[Data for this task Boundary: Start]

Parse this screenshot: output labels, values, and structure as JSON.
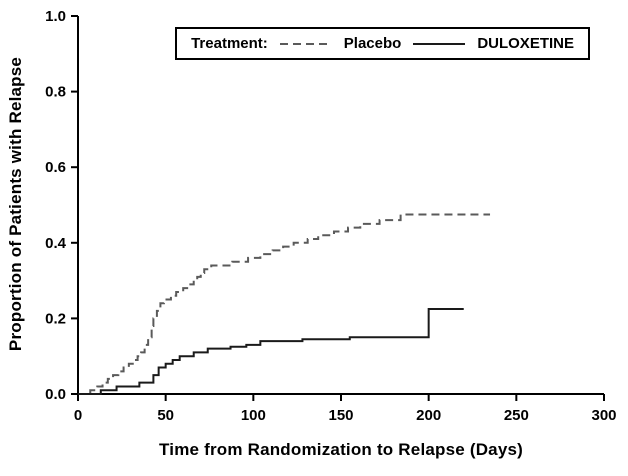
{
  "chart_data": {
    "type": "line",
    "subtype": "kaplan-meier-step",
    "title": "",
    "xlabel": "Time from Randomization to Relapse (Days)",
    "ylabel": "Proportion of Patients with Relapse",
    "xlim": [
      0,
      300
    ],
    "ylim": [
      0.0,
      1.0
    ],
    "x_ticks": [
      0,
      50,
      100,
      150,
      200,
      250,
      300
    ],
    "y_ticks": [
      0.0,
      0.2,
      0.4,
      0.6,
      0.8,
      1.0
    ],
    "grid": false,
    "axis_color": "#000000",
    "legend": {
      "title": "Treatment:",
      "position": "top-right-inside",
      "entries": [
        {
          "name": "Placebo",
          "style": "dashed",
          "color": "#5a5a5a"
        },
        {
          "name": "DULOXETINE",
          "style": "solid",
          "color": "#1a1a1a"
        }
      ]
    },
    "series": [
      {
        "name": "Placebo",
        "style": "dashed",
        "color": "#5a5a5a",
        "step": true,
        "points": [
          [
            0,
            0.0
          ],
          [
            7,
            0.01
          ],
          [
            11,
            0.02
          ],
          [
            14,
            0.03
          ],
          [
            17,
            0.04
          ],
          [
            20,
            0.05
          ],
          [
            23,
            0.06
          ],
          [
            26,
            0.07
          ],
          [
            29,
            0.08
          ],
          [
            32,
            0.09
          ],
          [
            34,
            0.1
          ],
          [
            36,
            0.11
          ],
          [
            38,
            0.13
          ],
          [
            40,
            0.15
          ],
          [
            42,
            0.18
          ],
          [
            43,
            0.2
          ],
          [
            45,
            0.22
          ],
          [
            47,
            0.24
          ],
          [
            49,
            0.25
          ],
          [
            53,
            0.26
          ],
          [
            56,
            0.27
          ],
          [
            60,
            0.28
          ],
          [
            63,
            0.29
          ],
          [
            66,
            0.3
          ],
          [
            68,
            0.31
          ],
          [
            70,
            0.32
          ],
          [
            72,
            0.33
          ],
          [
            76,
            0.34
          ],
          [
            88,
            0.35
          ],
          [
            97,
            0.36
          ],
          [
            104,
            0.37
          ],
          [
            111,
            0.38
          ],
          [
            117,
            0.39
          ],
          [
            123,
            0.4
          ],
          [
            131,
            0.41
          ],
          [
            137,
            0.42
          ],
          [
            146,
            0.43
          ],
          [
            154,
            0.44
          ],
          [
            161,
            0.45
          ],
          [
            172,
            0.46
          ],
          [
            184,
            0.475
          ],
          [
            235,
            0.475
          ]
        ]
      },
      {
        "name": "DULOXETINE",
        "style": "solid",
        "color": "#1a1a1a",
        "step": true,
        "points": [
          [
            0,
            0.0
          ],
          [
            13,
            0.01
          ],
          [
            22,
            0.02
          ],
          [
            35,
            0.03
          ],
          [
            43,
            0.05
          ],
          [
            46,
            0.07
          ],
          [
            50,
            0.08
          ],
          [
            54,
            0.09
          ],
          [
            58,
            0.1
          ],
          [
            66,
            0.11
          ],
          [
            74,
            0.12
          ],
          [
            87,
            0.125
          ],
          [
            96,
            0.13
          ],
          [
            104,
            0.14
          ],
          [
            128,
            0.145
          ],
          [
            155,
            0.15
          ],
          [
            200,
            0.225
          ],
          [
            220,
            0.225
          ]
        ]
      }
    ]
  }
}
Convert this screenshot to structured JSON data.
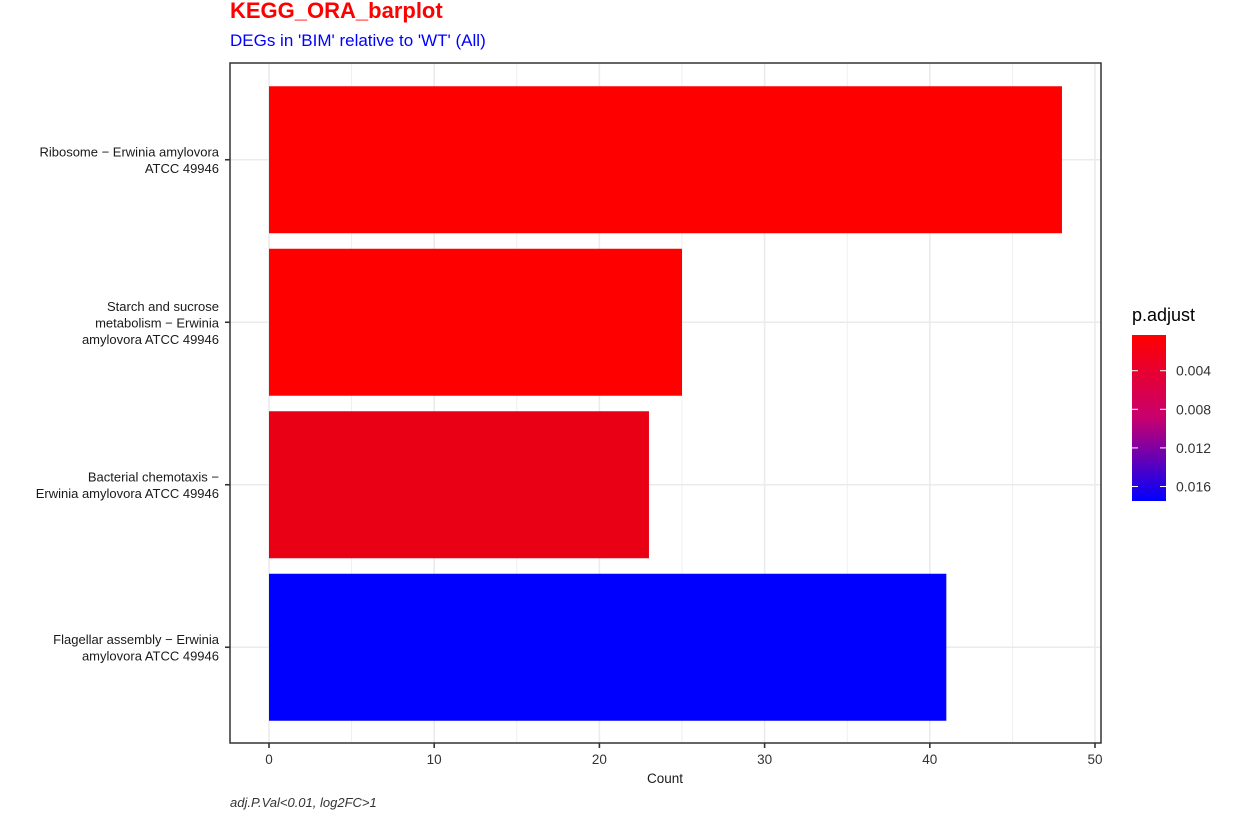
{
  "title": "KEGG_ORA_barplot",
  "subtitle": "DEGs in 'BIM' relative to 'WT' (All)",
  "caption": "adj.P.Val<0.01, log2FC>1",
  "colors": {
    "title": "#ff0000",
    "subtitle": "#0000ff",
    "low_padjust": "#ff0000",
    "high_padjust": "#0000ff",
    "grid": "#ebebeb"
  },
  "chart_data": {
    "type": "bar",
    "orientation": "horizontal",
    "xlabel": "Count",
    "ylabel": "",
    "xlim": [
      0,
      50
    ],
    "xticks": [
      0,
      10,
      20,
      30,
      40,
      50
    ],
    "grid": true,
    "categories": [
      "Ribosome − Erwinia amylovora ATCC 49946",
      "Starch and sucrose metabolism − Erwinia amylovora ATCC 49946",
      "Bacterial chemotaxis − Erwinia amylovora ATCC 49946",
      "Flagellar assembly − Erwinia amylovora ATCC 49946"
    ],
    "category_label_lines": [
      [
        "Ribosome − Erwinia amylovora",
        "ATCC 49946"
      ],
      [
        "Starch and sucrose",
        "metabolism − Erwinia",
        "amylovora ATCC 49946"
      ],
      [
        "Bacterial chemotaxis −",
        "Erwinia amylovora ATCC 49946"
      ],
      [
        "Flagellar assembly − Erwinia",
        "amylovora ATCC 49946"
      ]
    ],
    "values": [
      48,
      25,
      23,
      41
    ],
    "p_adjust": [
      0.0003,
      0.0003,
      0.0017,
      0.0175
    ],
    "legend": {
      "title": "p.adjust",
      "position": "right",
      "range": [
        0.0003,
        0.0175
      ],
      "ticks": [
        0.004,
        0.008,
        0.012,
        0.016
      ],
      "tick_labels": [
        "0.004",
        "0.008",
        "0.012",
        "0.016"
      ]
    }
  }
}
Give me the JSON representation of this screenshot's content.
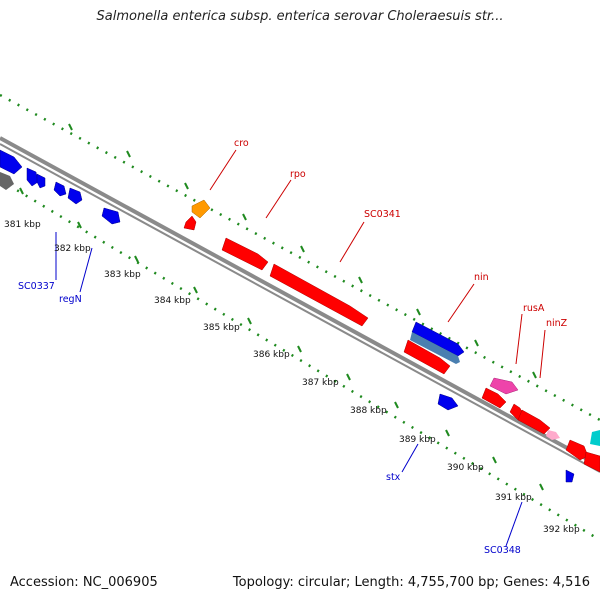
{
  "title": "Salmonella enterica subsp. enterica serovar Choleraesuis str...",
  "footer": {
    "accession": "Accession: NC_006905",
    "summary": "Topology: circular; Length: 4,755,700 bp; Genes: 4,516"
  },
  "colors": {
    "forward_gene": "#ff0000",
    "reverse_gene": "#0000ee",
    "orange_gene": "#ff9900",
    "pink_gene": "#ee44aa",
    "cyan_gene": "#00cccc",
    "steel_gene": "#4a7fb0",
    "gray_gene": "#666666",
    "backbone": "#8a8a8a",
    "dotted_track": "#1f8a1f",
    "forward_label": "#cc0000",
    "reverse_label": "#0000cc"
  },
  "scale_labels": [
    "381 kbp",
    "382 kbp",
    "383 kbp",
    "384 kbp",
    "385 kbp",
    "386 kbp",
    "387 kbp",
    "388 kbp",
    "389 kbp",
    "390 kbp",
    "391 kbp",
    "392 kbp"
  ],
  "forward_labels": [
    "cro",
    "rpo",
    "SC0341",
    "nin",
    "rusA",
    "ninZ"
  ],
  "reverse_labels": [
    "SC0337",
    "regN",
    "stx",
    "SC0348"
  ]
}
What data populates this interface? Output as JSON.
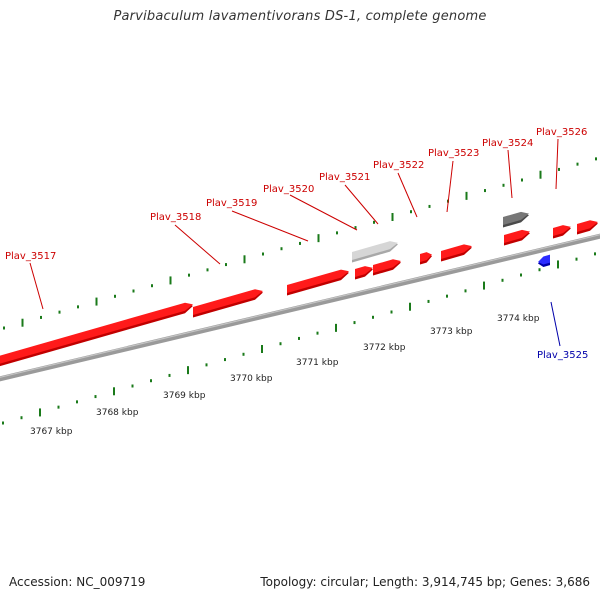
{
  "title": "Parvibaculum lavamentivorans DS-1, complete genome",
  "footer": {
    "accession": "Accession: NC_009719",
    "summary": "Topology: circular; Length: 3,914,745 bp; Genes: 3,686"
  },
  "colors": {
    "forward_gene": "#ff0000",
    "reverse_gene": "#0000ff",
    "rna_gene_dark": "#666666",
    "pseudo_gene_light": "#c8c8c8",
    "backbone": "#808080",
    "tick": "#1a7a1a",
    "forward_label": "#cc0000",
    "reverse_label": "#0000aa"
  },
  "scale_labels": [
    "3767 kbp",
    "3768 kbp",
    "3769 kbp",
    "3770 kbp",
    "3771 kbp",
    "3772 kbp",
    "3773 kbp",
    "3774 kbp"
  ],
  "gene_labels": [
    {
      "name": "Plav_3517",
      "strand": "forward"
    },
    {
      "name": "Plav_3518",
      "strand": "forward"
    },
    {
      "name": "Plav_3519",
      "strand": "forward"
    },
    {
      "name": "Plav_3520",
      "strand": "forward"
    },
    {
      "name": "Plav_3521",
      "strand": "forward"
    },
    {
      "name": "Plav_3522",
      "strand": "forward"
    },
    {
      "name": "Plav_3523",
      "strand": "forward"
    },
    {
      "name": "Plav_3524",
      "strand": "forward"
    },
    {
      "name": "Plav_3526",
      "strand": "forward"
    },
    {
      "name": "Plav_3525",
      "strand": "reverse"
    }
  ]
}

[Data for this task Boundary: End]

What to work on:
Write the data above out exactly. Leave out any pictures.

Response area:
Parse this screenshot: output labels, values, and structure as JSON.
{
  "chart_data": {
    "type": "line",
    "subtype": "kaplan-meier-step",
    "title": "",
    "xlabel": "Time from Randomization to Relapse (Days)",
    "ylabel": "Proportion of Patients with Relapse",
    "xlim": [
      0,
      300
    ],
    "ylim": [
      0.0,
      1.0
    ],
    "x_ticks": [
      0,
      50,
      100,
      150,
      200,
      250,
      300
    ],
    "y_ticks": [
      0.0,
      0.2,
      0.4,
      0.6,
      0.8,
      1.0
    ],
    "grid": false,
    "axis_color": "#000000",
    "legend": {
      "title": "Treatment:",
      "position": "top-right-inside",
      "entries": [
        {
          "name": "Placebo",
          "style": "dashed",
          "color": "#5a5a5a"
        },
        {
          "name": "DULOXETINE",
          "style": "solid",
          "color": "#1a1a1a"
        }
      ]
    },
    "series": [
      {
        "name": "Placebo",
        "style": "dashed",
        "color": "#5a5a5a",
        "step": true,
        "points": [
          [
            0,
            0.0
          ],
          [
            7,
            0.01
          ],
          [
            11,
            0.02
          ],
          [
            14,
            0.03
          ],
          [
            17,
            0.04
          ],
          [
            20,
            0.05
          ],
          [
            23,
            0.06
          ],
          [
            26,
            0.07
          ],
          [
            29,
            0.08
          ],
          [
            32,
            0.09
          ],
          [
            34,
            0.1
          ],
          [
            36,
            0.11
          ],
          [
            38,
            0.13
          ],
          [
            40,
            0.15
          ],
          [
            42,
            0.18
          ],
          [
            43,
            0.2
          ],
          [
            45,
            0.22
          ],
          [
            47,
            0.24
          ],
          [
            49,
            0.25
          ],
          [
            53,
            0.26
          ],
          [
            56,
            0.27
          ],
          [
            60,
            0.28
          ],
          [
            63,
            0.29
          ],
          [
            66,
            0.3
          ],
          [
            68,
            0.31
          ],
          [
            70,
            0.32
          ],
          [
            72,
            0.33
          ],
          [
            76,
            0.34
          ],
          [
            88,
            0.35
          ],
          [
            97,
            0.36
          ],
          [
            104,
            0.37
          ],
          [
            111,
            0.38
          ],
          [
            117,
            0.39
          ],
          [
            123,
            0.4
          ],
          [
            131,
            0.41
          ],
          [
            137,
            0.42
          ],
          [
            146,
            0.43
          ],
          [
            154,
            0.44
          ],
          [
            161,
            0.45
          ],
          [
            172,
            0.46
          ],
          [
            184,
            0.475
          ],
          [
            235,
            0.475
          ]
        ]
      },
      {
        "name": "DULOXETINE",
        "style": "solid",
        "color": "#1a1a1a",
        "step": true,
        "points": [
          [
            0,
            0.0
          ],
          [
            13,
            0.01
          ],
          [
            22,
            0.02
          ],
          [
            35,
            0.03
          ],
          [
            43,
            0.05
          ],
          [
            46,
            0.07
          ],
          [
            50,
            0.08
          ],
          [
            54,
            0.09
          ],
          [
            58,
            0.1
          ],
          [
            66,
            0.11
          ],
          [
            74,
            0.12
          ],
          [
            87,
            0.125
          ],
          [
            96,
            0.13
          ],
          [
            104,
            0.14
          ],
          [
            128,
            0.145
          ],
          [
            155,
            0.15
          ],
          [
            200,
            0.225
          ],
          [
            220,
            0.225
          ]
        ]
      }
    ]
  }
}
Convert this screenshot to structured JSON data.
{
  "title": "KEGG_ORA_barplot",
  "subtitle": "DEGs in 'BIM' relative to 'WT' (All)",
  "caption": "adj.P.Val<0.01, log2FC>1",
  "colors": {
    "title": "#ff0000",
    "subtitle": "#0000ff",
    "low_padjust": "#ff0000",
    "high_padjust": "#0000ff",
    "grid": "#ebebeb"
  },
  "chart_data": {
    "type": "bar",
    "orientation": "horizontal",
    "xlabel": "Count",
    "ylabel": "",
    "xlim": [
      0,
      50
    ],
    "xticks": [
      0,
      10,
      20,
      30,
      40,
      50
    ],
    "grid": true,
    "categories": [
      "Ribosome − Erwinia amylovora ATCC 49946",
      "Starch and sucrose metabolism − Erwinia amylovora ATCC 49946",
      "Bacterial chemotaxis − Erwinia amylovora ATCC 49946",
      "Flagellar assembly − Erwinia amylovora ATCC 49946"
    ],
    "category_label_lines": [
      [
        "Ribosome − Erwinia amylovora",
        "ATCC 49946"
      ],
      [
        "Starch and sucrose",
        "metabolism − Erwinia",
        "amylovora ATCC 49946"
      ],
      [
        "Bacterial chemotaxis −",
        "Erwinia amylovora ATCC 49946"
      ],
      [
        "Flagellar assembly − Erwinia",
        "amylovora ATCC 49946"
      ]
    ],
    "values": [
      48,
      25,
      23,
      41
    ],
    "p_adjust": [
      0.0003,
      0.0003,
      0.0017,
      0.0175
    ],
    "legend": {
      "title": "p.adjust",
      "position": "right",
      "range": [
        0.0003,
        0.0175
      ],
      "ticks": [
        0.004,
        0.008,
        0.012,
        0.016
      ],
      "tick_labels": [
        "0.004",
        "0.008",
        "0.012",
        "0.016"
      ]
    }
  }
}
Give me the JSON representation of this screenshot's content.
{
  "title": "Salmonella enterica subsp. enterica serovar Choleraesuis str...",
  "footer": {
    "accession": "Accession: NC_006905",
    "summary": "Topology: circular; Length: 4,755,700 bp; Genes: 4,516"
  },
  "colors": {
    "forward_gene": "#ff0000",
    "reverse_gene": "#0000ee",
    "orange_gene": "#ff9900",
    "pink_gene": "#ee44aa",
    "cyan_gene": "#00cccc",
    "steel_gene": "#4a7fb0",
    "gray_gene": "#666666",
    "backbone": "#8a8a8a",
    "dotted_track": "#1f8a1f",
    "forward_label": "#cc0000",
    "reverse_label": "#0000cc"
  },
  "scale_labels": [
    "381 kbp",
    "382 kbp",
    "383 kbp",
    "384 kbp",
    "385 kbp",
    "386 kbp",
    "387 kbp",
    "388 kbp",
    "389 kbp",
    "390 kbp",
    "391 kbp",
    "392 kbp"
  ],
  "forward_labels": [
    "cro",
    "rpo",
    "SC0341",
    "nin",
    "rusA",
    "ninZ"
  ],
  "reverse_labels": [
    "SC0337",
    "regN",
    "stx",
    "SC0348"
  ]
}
What data populates this interface? Output as JSON.
{
  "title": "Parvibaculum lavamentivorans DS-1, complete genome",
  "footer": {
    "accession": "Accession: NC_009719",
    "summary": "Topology: circular; Length: 3,914,745 bp; Genes: 3,686"
  },
  "colors": {
    "forward_gene": "#ff0000",
    "reverse_gene": "#0000ff",
    "rna_gene_dark": "#666666",
    "pseudo_gene_light": "#c8c8c8",
    "backbone": "#808080",
    "tick": "#1a7a1a",
    "forward_label": "#cc0000",
    "reverse_label": "#0000aa"
  },
  "scale_labels": [
    "3767 kbp",
    "3768 kbp",
    "3769 kbp",
    "3770 kbp",
    "3771 kbp",
    "3772 kbp",
    "3773 kbp",
    "3774 kbp"
  ],
  "gene_labels": [
    {
      "name": "Plav_3517",
      "strand": "forward"
    },
    {
      "name": "Plav_3518",
      "strand": "forward"
    },
    {
      "name": "Plav_3519",
      "strand": "forward"
    },
    {
      "name": "Plav_3520",
      "strand": "forward"
    },
    {
      "name": "Plav_3521",
      "strand": "forward"
    },
    {
      "name": "Plav_3522",
      "strand": "forward"
    },
    {
      "name": "Plav_3523",
      "strand": "forward"
    },
    {
      "name": "Plav_3524",
      "strand": "forward"
    },
    {
      "name": "Plav_3526",
      "strand": "forward"
    },
    {
      "name": "Plav_3525",
      "strand": "reverse"
    }
  ]
}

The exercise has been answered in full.